▸ **YOUR GOAL**
Down to the last line, repeat the entries exactly and drop any image.

Page image transcription data:

○ ○ ○

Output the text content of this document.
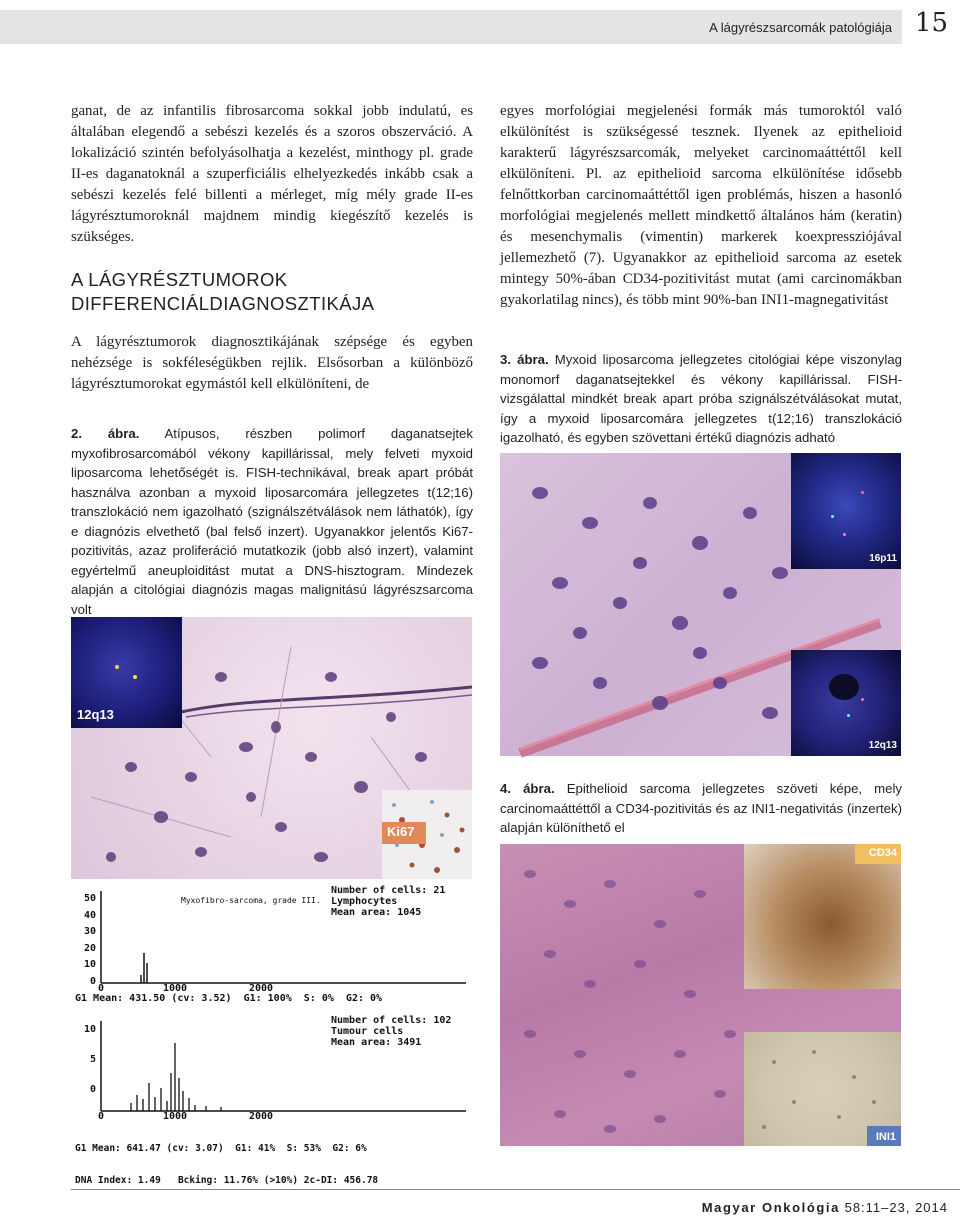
A lágyrészsarcomák patológiája 15

ganat, de az infantilis fibrosarcoma sokkal jobb indulatú, es általában elegendő a sebészi kezelés és a szoros obszerváció. A lokalizáció szintén befolyásolhatja a kezelést, minthogy pl. grade II-es daganatoknál a szuperficiális elhelyezkedés inkább csak a sebészi kezelés felé billenti a mérleget, míg mély grade II-es lágyrésztumoroknál majdnem mindig kiegészítő kezelés is szükséges.

A LÁGYRÉSZTUMOROK
DIFFERENCIÁLDIAGNOSZTIKÁJA

A lágyrésztumorok diagnosztikájának szépsége és egyben nehézsége is sokféleségükben rejlik. Elsősorban a különböző lágyrésztumorokat egymástól kell elkülöníteni, de

2. ábra. Atípusos, részben polimorf daganatsejtek myxofibrosarcomából vékony kapillárissal, mely felveti myxoid liposarcoma lehetőségét is. FISH-technikával, break apart próbát használva azonban a myxoid liposarcomára jellegzetes t(12;16) transzlokáció nem igazolható (szignálszétválások nem láthatók), így e diagnózis elvethető (bal felső inzert). Ugyanakkor jelentős Ki67-pozitivitás, azaz proliferáció mutatkozik (jobb alsó inzert), valamint egyértelmű aneuploiditást mutat a DNS-hisztogram. Mindezek alapján a citológiai diagnózis magas malignitású lágyrészsarcoma volt

12q13
Ki67
Number of cells: 21
Lymphocytes
Mean area: 1045
Myxofibro-sarcoma, grade III.
50
40
30
20
10
0
0	1000	2000
G1 Mean: 431.50 (cv: 3.52)  G1: 100%  S: 0%  G2: 0%
10
5
0
Number of cells: 102
Tumour cells
Mean area: 3491
0	1000	2000

G1 Mean: 641.47 (cv: 3.07)  G1: 41%  S: 53%  G2: 6%

DNA Index: 1.49   Bcking: 11.76% (>10%) 2c-DI: 456.78

egyes morfológiai megjelenési formák más tumoroktól való elkülönítést is szükségessé tesznek. Ilyenek az epithelioid karakterű lágyrészsarcomák, melyeket carcinomaáttéttől kell elkülöníteni. Pl. az epithelioid sarcoma elkülönítése idősebb felnőttkorban carcinomaáttéttől igen problémás, hiszen a hasonló morfológiai megjelenés mellett mindkettő általános hám (keratin) és mesenchymalis (vimentin) markerek koexpressziójával jellemezhető (7). Ugyanakkor az epithelioid sarcoma az esetek mintegy 50%-ában CD34-pozitivitást mutat (ami carcinomákban gyakorlatilag nincs), és több mint 90%-ban INI1-magnegativitást

3. ábra. Myxoid liposarcoma jellegzetes citológiai képe viszonylag monomorf daganatsejtekkel és vékony kapillárissal. FISH-vizsgálattal mindkét break apart próba szignálszétválásokat mutat, így a myxoid liposarcomára jellegzetes t(12;16) transzlokáció igazolható, és egyben szövettani értékű diagnózis adható

16p11
12q13

4. ábra. Epithelioid sarcoma jellegzetes szöveti képe, mely carcinomaáttéttől a CD34-pozitivitás és az INI1-negativitás (inzertek) alapján különíthető el

CD34
INI1
Magyar Onkológia 58:11–23, 2014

○ ○ ○

▸ **REPLY**
Output the text content of this document.
A lágyrészsarcomák patológiája 15

ganat, de az infantilis fibrosarcoma sokkal jobb indulatú, es általában elegendő a sebészi kezelés és a szoros obszerváció. A lokalizáció szintén befolyásolhatja a kezelést, minthogy pl. grade II-es daganatoknál a szuperficiális elhelyezkedés inkább csak a sebészi kezelés felé billenti a mérleget, míg mély grade II-es lágyrésztumoroknál majdnem mindig kiegészítő kezelés is szükséges.

A LÁGYRÉSZTUMOROK
DIFFERENCIÁLDIAGNOSZTIKÁJA

A lágyrésztumorok diagnosztikájának szépsége és egyben nehézsége is sokféleségükben rejlik. Elsősorban a különböző lágyrésztumorokat egymástól kell elkülöníteni, de

2. ábra. Atípusos, részben polimorf daganatsejtek myxofibrosarcomából vékony kapillárissal, mely felveti myxoid liposarcoma lehetőségét is. FISH-technikával, break apart próbát használva azonban a myxoid liposarcomára jellegzetes t(12;16) transzlokáció nem igazolható (szignálszétválások nem láthatók), így e diagnózis elvethető (bal felső inzert). Ugyanakkor jelentős Ki67-pozitivitás, azaz proliferáció mutatkozik (jobb alsó inzert), valamint egyértelmű aneuploiditást mutat a DNS-hisztogram. Mindezek alapján a citológiai diagnózis magas malignitású lágyrészsarcoma volt

12q13
Ki67
Number of cells: 21
Lymphocytes
Mean area: 1045
Myxofibro-sarcoma, grade III.
50
40
30
20
10
0
0	1000	2000
G1 Mean: 431.50 (cv: 3.52)  G1: 100%  S: 0%  G2: 0%
10
5
0
Number of cells: 102
Tumour cells
Mean area: 3491
0	1000	2000

G1 Mean: 641.47 (cv: 3.07)  G1: 41%  S: 53%  G2: 6%

DNA Index: 1.49   Bcking: 11.76% (>10%) 2c-DI: 456.78

egyes morfológiai megjelenési formák más tumoroktól való elkülönítést is szükségessé tesznek. Ilyenek az epithelioid karakterű lágyrészsarcomák, melyeket carcinomaáttéttől kell elkülöníteni. Pl. az epithelioid sarcoma elkülönítése idősebb felnőttkorban carcinomaáttéttől igen problémás, hiszen a hasonló morfológiai megjelenés mellett mindkettő általános hám (keratin) és mesenchymalis (vimentin) markerek koexpressziójával jellemezhető (7). Ugyanakkor az epithelioid sarcoma az esetek mintegy 50%-ában CD34-pozitivitást mutat (ami carcinomákban gyakorlatilag nincs), és több mint 90%-ban INI1-magnegativitást

3. ábra. Myxoid liposarcoma jellegzetes citológiai képe viszonylag monomorf daganatsejtekkel és vékony kapillárissal. FISH-vizsgálattal mindkét break apart próba szignálszétválásokat mutat, így a myxoid liposarcomára jellegzetes t(12;16) transzlokáció igazolható, és egyben szövettani értékű diagnózis adható

16p11
12q13

4. ábra. Epithelioid sarcoma jellegzetes szöveti képe, mely carcinomaáttéttől a CD34-pozitivitás és az INI1-negativitás (inzertek) alapján különíthető el

CD34
INI1
Magyar Onkológia 58:11–23, 2014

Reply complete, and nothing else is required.